GOAL » Retype the whole listing below, character for character.

MATERIALS PROVIDED »
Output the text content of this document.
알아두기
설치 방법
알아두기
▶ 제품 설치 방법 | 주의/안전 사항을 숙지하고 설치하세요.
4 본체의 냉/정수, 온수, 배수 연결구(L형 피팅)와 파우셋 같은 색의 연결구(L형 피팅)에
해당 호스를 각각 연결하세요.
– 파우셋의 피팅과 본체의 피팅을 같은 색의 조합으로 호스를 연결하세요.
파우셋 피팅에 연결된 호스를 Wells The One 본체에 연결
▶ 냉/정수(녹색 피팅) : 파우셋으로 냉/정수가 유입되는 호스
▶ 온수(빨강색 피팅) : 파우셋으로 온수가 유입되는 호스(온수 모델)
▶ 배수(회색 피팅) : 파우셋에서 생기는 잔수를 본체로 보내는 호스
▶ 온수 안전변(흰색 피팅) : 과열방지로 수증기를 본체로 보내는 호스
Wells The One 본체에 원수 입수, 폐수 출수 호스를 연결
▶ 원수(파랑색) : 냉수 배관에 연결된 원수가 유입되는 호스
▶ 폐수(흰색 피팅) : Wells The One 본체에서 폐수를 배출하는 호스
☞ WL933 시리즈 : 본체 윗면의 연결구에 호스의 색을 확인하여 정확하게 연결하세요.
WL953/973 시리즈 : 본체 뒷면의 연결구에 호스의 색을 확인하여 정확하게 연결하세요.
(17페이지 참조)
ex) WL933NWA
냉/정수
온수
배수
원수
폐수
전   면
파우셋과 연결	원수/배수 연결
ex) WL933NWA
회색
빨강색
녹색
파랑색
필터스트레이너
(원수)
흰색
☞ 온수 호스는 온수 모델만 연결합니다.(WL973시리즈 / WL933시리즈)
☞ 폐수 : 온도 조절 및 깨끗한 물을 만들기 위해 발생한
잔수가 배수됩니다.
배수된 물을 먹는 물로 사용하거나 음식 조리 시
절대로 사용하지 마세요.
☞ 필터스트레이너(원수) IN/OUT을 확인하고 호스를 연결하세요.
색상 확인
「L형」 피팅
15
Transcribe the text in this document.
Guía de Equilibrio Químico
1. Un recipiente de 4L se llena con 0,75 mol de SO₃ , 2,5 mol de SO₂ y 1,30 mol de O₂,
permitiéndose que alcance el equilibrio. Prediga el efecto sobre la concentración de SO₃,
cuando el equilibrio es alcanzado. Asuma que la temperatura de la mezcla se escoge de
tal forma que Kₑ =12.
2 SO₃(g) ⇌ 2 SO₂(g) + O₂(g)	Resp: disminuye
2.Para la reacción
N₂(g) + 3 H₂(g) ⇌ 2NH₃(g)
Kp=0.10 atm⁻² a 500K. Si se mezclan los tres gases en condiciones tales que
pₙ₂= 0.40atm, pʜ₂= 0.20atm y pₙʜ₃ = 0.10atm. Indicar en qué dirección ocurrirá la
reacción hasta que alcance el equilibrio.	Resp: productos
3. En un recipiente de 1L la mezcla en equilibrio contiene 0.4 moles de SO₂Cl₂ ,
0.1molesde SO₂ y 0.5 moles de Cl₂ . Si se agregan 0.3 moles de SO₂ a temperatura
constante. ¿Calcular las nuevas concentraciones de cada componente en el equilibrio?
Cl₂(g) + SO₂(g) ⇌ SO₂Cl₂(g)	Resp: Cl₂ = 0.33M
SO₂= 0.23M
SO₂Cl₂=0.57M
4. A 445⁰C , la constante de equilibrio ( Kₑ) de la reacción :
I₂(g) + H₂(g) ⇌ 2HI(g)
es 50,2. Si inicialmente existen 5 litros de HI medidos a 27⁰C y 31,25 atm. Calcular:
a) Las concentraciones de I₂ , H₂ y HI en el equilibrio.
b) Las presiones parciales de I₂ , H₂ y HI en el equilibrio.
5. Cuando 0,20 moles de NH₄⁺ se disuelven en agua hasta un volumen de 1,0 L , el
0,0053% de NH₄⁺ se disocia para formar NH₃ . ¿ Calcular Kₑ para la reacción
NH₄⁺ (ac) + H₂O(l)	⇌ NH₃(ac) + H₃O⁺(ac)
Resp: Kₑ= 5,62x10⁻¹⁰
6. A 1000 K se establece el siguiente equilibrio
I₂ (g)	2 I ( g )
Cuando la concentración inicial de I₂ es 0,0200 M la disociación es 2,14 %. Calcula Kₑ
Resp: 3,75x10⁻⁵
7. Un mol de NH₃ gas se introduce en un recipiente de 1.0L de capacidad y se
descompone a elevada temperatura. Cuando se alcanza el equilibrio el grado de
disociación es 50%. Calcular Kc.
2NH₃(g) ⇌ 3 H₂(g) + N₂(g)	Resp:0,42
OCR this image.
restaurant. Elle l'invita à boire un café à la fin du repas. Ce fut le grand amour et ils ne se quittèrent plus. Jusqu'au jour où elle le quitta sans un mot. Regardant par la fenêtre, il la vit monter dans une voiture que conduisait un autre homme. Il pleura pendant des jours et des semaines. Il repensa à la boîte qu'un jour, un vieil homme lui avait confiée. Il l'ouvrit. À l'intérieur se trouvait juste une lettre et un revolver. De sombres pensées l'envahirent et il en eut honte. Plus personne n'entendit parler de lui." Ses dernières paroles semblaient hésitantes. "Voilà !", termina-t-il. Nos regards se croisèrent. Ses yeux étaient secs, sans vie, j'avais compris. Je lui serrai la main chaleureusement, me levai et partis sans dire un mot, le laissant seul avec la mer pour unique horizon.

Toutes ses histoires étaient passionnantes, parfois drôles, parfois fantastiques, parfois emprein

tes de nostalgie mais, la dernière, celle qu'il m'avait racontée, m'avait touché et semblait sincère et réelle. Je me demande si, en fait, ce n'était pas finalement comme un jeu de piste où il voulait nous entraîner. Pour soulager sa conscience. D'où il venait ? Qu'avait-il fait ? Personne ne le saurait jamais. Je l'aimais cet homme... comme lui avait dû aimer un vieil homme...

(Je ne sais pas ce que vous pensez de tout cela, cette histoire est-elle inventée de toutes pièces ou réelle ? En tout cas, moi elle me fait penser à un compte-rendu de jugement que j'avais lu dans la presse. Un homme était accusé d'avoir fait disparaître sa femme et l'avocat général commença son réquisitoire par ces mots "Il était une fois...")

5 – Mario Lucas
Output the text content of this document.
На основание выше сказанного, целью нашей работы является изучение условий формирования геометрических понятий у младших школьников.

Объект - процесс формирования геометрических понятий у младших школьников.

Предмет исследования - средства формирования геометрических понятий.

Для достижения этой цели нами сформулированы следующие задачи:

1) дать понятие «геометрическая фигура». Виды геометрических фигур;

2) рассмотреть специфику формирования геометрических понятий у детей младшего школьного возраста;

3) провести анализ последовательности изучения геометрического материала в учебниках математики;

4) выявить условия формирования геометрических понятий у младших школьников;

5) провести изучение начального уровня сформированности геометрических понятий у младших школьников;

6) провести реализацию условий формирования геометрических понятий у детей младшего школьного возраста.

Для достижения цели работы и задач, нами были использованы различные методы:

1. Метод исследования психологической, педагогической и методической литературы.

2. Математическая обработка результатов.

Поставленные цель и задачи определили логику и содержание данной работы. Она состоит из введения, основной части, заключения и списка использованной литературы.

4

RESULT OF THIS TASK »
Output the text content of this document.
알아두기
설치 방법
알아두기
▶ 제품 설치 방법 | 주의/안전 사항을 숙지하고 설치하세요.
4 본체의 냉/정수, 온수, 배수 연결구(L형 피팅)와 파우셋 같은 색의 연결구(L형 피팅)에
해당 호스를 각각 연결하세요.
– 파우셋의 피팅과 본체의 피팅을 같은 색의 조합으로 호스를 연결하세요.
파우셋 피팅에 연결된 호스를 Wells The One 본체에 연결
▶ 냉/정수(녹색 피팅) : 파우셋으로 냉/정수가 유입되는 호스
▶ 온수(빨강색 피팅) : 파우셋으로 온수가 유입되는 호스(온수 모델)
▶ 배수(회색 피팅) : 파우셋에서 생기는 잔수를 본체로 보내는 호스
▶ 온수 안전변(흰색 피팅) : 과열방지로 수증기를 본체로 보내는 호스
Wells The One 본체에 원수 입수, 폐수 출수 호스를 연결
▶ 원수(파랑색) : 냉수 배관에 연결된 원수가 유입되는 호스
▶ 폐수(흰색 피팅) : Wells The One 본체에서 폐수를 배출하는 호스
☞ WL933 시리즈 : 본체 윗면의 연결구에 호스의 색을 확인하여 정확하게 연결하세요.
WL953/973 시리즈 : 본체 뒷면의 연결구에 호스의 색을 확인하여 정확하게 연결하세요.
(17페이지 참조)
ex) WL933NWA
냉/정수
온수
배수
원수
폐수
전   면
파우셋과 연결	원수/배수 연결
ex) WL933NWA
회색
빨강색
녹색
파랑색
필터스트레이너
(원수)
흰색
☞ 온수 호스는 온수 모델만 연결합니다.(WL973시리즈 / WL933시리즈)
☞ 폐수 : 온도 조절 및 깨끗한 물을 만들기 위해 발생한
잔수가 배수됩니다.
배수된 물을 먹는 물로 사용하거나 음식 조리 시
절대로 사용하지 마세요.
☞ 필터스트레이너(원수) IN/OUT을 확인하고 호스를 연결하세요.
색상 확인
「L형」 피팅
15
Transcribe the text in this document.
Guía de Equilibrio Químico
1. Un recipiente de 4L se llena con 0,75 mol de SO₃ , 2,5 mol de SO₂ y 1,30 mol de O₂,
permitiéndose que alcance el equilibrio. Prediga el efecto sobre la concentración de SO₃,
cuando el equilibrio es alcanzado. Asuma que la temperatura de la mezcla se escoge de
tal forma que Kₑ =12.
2 SO₃(g) ⇌ 2 SO₂(g) + O₂(g)	Resp: disminuye
2.Para la reacción
N₂(g) + 3 H₂(g) ⇌ 2NH₃(g)
Kp=0.10 atm⁻² a 500K. Si se mezclan los tres gases en condiciones tales que
pₙ₂= 0.40atm, pʜ₂= 0.20atm y pₙʜ₃ = 0.10atm. Indicar en qué dirección ocurrirá la
reacción hasta que alcance el equilibrio.	Resp: productos
3. En un recipiente de 1L la mezcla en equilibrio contiene 0.4 moles de SO₂Cl₂ ,
0.1molesde SO₂ y 0.5 moles de Cl₂ . Si se agregan 0.3 moles de SO₂ a temperatura
constante. ¿Calcular las nuevas concentraciones de cada componente en el equilibrio?
Cl₂(g) + SO₂(g) ⇌ SO₂Cl₂(g)	Resp: Cl₂ = 0.33M
SO₂= 0.23M
SO₂Cl₂=0.57M
4. A 445⁰C , la constante de equilibrio ( Kₑ) de la reacción :
I₂(g) + H₂(g) ⇌ 2HI(g)
es 50,2. Si inicialmente existen 5 litros de HI medidos a 27⁰C y 31,25 atm. Calcular:
a) Las concentraciones de I₂ , H₂ y HI en el equilibrio.
b) Las presiones parciales de I₂ , H₂ y HI en el equilibrio.
5. Cuando 0,20 moles de NH₄⁺ se disuelven en agua hasta un volumen de 1,0 L , el
0,0053% de NH₄⁺ se disocia para formar NH₃ . ¿ Calcular Kₑ para la reacción
NH₄⁺ (ac) + H₂O(l)	⇌ NH₃(ac) + H₃O⁺(ac)
Resp: Kₑ= 5,62x10⁻¹⁰
6. A 1000 K se establece el siguiente equilibrio
I₂ (g)	2 I ( g )
Cuando la concentración inicial de I₂ es 0,0200 M la disociación es 2,14 %. Calcula Kₑ
Resp: 3,75x10⁻⁵
7. Un mol de NH₃ gas se introduce en un recipiente de 1.0L de capacidad y se
descompone a elevada temperatura. Cuando se alcanza el equilibrio el grado de
disociación es 50%. Calcular Kc.
2NH₃(g) ⇌ 3 H₂(g) + N₂(g)	Resp:0,42
OCR this image.
restaurant. Elle l'invita à boire un café à la fin du repas. Ce fut le grand amour et ils ne se quittèrent plus. Jusqu'au jour où elle le quitta sans un mot. Regardant par la fenêtre, il la vit monter dans une voiture que conduisait un autre homme. Il pleura pendant des jours et des semaines. Il repensa à la boîte qu'un jour, un vieil homme lui avait confiée. Il l'ouvrit. À l'intérieur se trouvait juste une lettre et un revolver. De sombres pensées l'envahirent et il en eut honte. Plus personne n'entendit parler de lui." Ses dernières paroles semblaient hésitantes. "Voilà !", termina-t-il. Nos regards se croisèrent. Ses yeux étaient secs, sans vie, j'avais compris. Je lui serrai la main chaleureusement, me levai et partis sans dire un mot, le laissant seul avec la mer pour unique horizon.

Toutes ses histoires étaient passionnantes, parfois drôles, parfois fantastiques, parfois emprein

tes de nostalgie mais, la dernière, celle qu'il m'avait racontée, m'avait touché et semblait sincère et réelle. Je me demande si, en fait, ce n'était pas finalement comme un jeu de piste où il voulait nous entraîner. Pour soulager sa conscience. D'où il venait ? Qu'avait-il fait ? Personne ne le saurait jamais. Je l'aimais cet homme... comme lui avait dû aimer un vieil homme...

(Je ne sais pas ce que vous pensez de tout cela, cette histoire est-elle inventée de toutes pièces ou réelle ? En tout cas, moi elle me fait penser à un compte-rendu de jugement que j'avais lu dans la presse. Un homme était accusé d'avoir fait disparaître sa femme et l'avocat général commença son réquisitoire par ces mots "Il était une fois...")

5 – Mario Lucas
Output the text content of this document.
На основание выше сказанного, целью нашей работы является изучение условий формирования геометрических понятий у младших школьников.

Объект - процесс формирования геометрических понятий у младших школьников.

Предмет исследования - средства формирования геометрических понятий.

Для достижения этой цели нами сформулированы следующие задачи:

1) дать понятие «геометрическая фигура». Виды геометрических фигур;

2) рассмотреть специфику формирования геометрических понятий у детей младшего школьного возраста;

3) провести анализ последовательности изучения геометрического материала в учебниках математики;

4) выявить условия формирования геометрических понятий у младших школьников;

5) провести изучение начального уровня сформированности геометрических понятий у младших школьников;

6) провести реализацию условий формирования геометрических понятий у детей младшего школьного возраста.

Для достижения цели работы и задач, нами были использованы различные методы:

1. Метод исследования психологической, педагогической и методической литературы.

2. Математическая обработка результатов.

Поставленные цель и задачи определили логику и содержание данной работы. Она состоит из введения, основной части, заключения и списка использованной литературы.

4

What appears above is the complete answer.